--- Extrait choisi ---
CHERS CAPUCINS… DISCOURS DU PAPE FRANÇOIS AU CHAPITRE GÉNÉRAL 2024

Le titre “Chers Capucins…” indique immédiatement le ton fraternel avec lequel le Pape François a reçu en audience privée les frères réunis à Rome pour célébrer le 86 ème Chapitre Général. Ci-joint vous trouverez le texte du discours prononcé en italien, tiré du site officiel du Saint Siège. Le texte en français est une traduction libre de nos frères traducteurs, à qui nous adressons nos remerciements.


Je suis content. Je me souviens de vos frères à Buenos Aires : de bons confesseurs. Les basques que Franco avait chassés y arrivèrent. Bons confesseurs, bons. Et il y en a un qui est encore en vie, qui est Argentin ; Je l’ai fait cardinal, maintenant. Il pardonne tout ! Il m’a dit ceci : que parfois il a le scrupule de trop pardonner – il pardonne toujours -, et un jour il s’est présenté devant le Seigneur, dans la chapelle, pour s’excuser : « Pardonne-moi, Seigneur, j’ai trop pardonné… Mais c’est Toi qui m’as donné le mauvais exemple ! C’est ainsi que prie votre bon Cardinal.

Bienvenue ! Je suis heureux de vous rencontrer à l’occasion de votre LXXXVI Chapitre Général. J’adresse mon salut à vous et en particulier au Ministre général, frère Roberto Genuin.

Ce que vous vivez est un moment important pour vous et pour l’Église. Le Chapitre, en effet, rassemble des frères de différents Pays et cultures, qui se réunissent pour s’écouter et se parler dans le langage unique de l’Esprit. C’est une occasion extraordinaire de partager les « choses merveilleuses » (cf. Ps 125,3) que Dieu continue d’opérer à travers vous, fils de saint François dispersés dans le monde. J’espère donc que, tout en rendant grâce à Dieu pour le développement de l’Ordre, en particulier dans les jeunes Églises, vous profiterez de cette discussion pour vous interroger sur ce que le Seigneur vous demande, afin de pouvoir continuer, aujourd’hui, à annoncer avec passion le Royaume de Dieu sur les traces du Poverello.

Je voudrais donc rappeler avec vous trois dimensions de la spiritualité franciscaine, qui, je pense, peuvent vous aider dans le discernement et dans l’apostolat missionnaire : la fraternité, la disponibilité et l’engagement pour la paix.

La fraternité. La devise de votre Chapitre est la suivante : « Le Seigneur m’a donné des frères » (Test. 14) « pour parcourir le monde » (RB 3,10). Cela rappelle l’expérience de François, en soulignant que la mission, selon son charisme, naît dans la fraternité pour promouvoir la fraternité (RB 3, 10-12 ; cf. Lettre aux membres de la famille franciscaine lors du VIII centenaire de l’approbation de la Regola Bollata, 9 novembre 2023). A la base il y a, pourrait-on dire, une « mystique de la collaboration », selon laquelle personne, dans le projet de Dieu, ne peut se considérer comme une île, mais chacun est en relation avec les autres pour grandir dans l’amour, sortant de soi et faisant de sa singularité un don à ses frères. Celui d’entre vous qui prend soin de sa singularité, mais sans la transformer en don à ses frères, n’a pas encore commencé à être capucin !
--- Extrait du jeu ---
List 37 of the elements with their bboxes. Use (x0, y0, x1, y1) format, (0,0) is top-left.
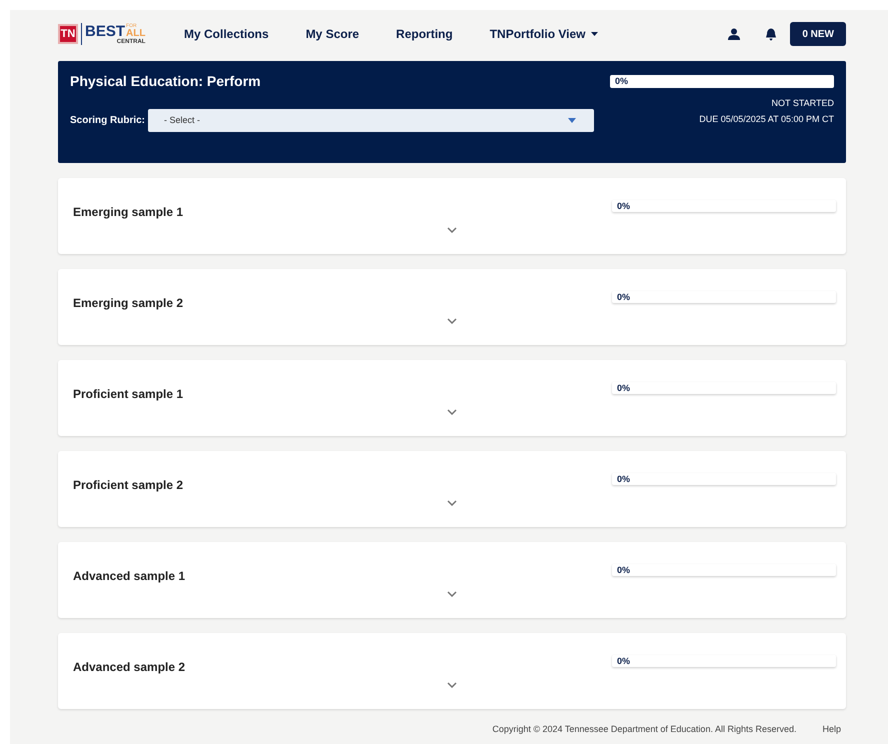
---
- _Liste des tâches_
[a] Donnez les dimensions de la spiritualité franciscaine que le pape veut rappeler dans l'extrait choisi.
[b] Selon l'extrait choisi, quel est le nom du Ministre général salué par le pape ?
[c] Recopiez l'extrait choisi depuis "CHERS CAPUCINS… DISCOURS" jusqu'à "adressons nos remerciements." inclus.

- _Résultats des tâches_
[a] la fraternité, la disponibilité, l'engagement pour la paix

[b] Frère Roberto Genuin.

[c]
CHERS CAPUCINS… DISCOURS DU PAPE FRANÇOIS AU CHAPITRE GÉNÉRAL 2024

Le titre “Chers Capucins…” indique immédiatement le ton fraternel avec lequel le Pape François a reçu en audience privée les frères réunis à Rome pour célébrer le 86 ème Chapitre Général. Ci-joint vous trouverez le texte du discours prononcé en italien, tiré du site officiel du Saint Siège. Le texte en français est une traduction libre de nos frères traducteurs, à qui nous adressons nos remerciements.